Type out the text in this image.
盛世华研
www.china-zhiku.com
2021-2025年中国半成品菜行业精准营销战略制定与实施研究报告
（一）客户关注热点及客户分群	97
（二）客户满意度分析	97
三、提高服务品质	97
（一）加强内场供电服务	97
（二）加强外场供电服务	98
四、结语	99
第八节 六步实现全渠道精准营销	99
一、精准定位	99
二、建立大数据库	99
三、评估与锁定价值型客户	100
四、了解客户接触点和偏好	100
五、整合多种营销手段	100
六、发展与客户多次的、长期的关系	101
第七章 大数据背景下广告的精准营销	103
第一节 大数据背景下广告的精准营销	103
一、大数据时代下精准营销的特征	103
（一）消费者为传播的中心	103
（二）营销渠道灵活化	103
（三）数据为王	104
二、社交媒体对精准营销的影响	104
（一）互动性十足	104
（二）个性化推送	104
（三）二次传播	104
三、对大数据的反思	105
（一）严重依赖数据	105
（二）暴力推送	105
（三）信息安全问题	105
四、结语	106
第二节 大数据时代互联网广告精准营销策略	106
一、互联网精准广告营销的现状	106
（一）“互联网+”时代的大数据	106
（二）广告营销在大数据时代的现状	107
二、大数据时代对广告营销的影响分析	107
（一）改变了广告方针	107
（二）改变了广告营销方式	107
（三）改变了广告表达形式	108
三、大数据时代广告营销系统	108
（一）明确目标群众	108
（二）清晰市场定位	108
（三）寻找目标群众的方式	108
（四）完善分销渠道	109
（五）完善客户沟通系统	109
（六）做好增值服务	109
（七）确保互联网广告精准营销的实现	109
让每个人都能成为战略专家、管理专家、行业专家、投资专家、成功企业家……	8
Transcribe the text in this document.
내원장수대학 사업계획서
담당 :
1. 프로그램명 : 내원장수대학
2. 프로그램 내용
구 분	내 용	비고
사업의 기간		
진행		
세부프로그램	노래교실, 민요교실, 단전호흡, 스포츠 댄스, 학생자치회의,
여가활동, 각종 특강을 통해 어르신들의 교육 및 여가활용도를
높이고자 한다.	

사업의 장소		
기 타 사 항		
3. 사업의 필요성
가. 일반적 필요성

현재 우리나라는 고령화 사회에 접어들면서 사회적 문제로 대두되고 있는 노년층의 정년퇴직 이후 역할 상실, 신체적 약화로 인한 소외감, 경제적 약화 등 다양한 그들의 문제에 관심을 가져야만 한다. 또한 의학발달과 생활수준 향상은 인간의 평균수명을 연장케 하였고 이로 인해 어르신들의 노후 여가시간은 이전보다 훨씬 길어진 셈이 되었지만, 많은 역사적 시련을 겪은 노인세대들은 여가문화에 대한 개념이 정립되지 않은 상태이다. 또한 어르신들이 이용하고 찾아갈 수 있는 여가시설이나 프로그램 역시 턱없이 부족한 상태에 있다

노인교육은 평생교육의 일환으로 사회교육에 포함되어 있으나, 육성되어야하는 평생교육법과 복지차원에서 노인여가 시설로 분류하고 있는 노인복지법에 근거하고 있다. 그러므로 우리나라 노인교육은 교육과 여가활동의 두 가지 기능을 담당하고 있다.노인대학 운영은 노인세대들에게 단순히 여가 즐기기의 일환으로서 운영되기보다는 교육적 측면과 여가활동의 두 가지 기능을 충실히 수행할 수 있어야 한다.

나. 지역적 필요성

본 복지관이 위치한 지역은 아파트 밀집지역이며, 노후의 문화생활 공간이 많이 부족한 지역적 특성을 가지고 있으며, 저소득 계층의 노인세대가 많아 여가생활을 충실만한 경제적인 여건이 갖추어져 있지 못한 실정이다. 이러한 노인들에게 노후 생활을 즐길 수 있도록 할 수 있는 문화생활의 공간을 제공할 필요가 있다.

_ _ _

Check each line of the entries above, and show every one holding the word "어르신들의".

여가활동, 각종 특강을 통해 어르신들의 교육 및 여가활용도를
현재 우리나라는 고령화 사회에 접어들면서 사회적 문제로 대두되고 있는 노년층의 정년퇴직 이후 역할 상실, 신체적 약화로 인한 소외감, 경제적 약화 등 다양한 그들의 문제에 관심을 가져야만 한다. 또한 의학발달과 생활수준 향상은 인간의 평균수명을 연장케 하였고 이로 인해 어르신들의 노후 여가시간은 이전보다 훨씬 길어진 셈이 되었지만, 많은 역사적 시련을 겪은 노인세대들은 여가문화에 대한 개념이 정립되지 않은 상태이다. 또한 어르신들이 이용하고 찾아갈 수 있는 여가시설이나 프로그램 역시 턱없이 부족한 상태에 있다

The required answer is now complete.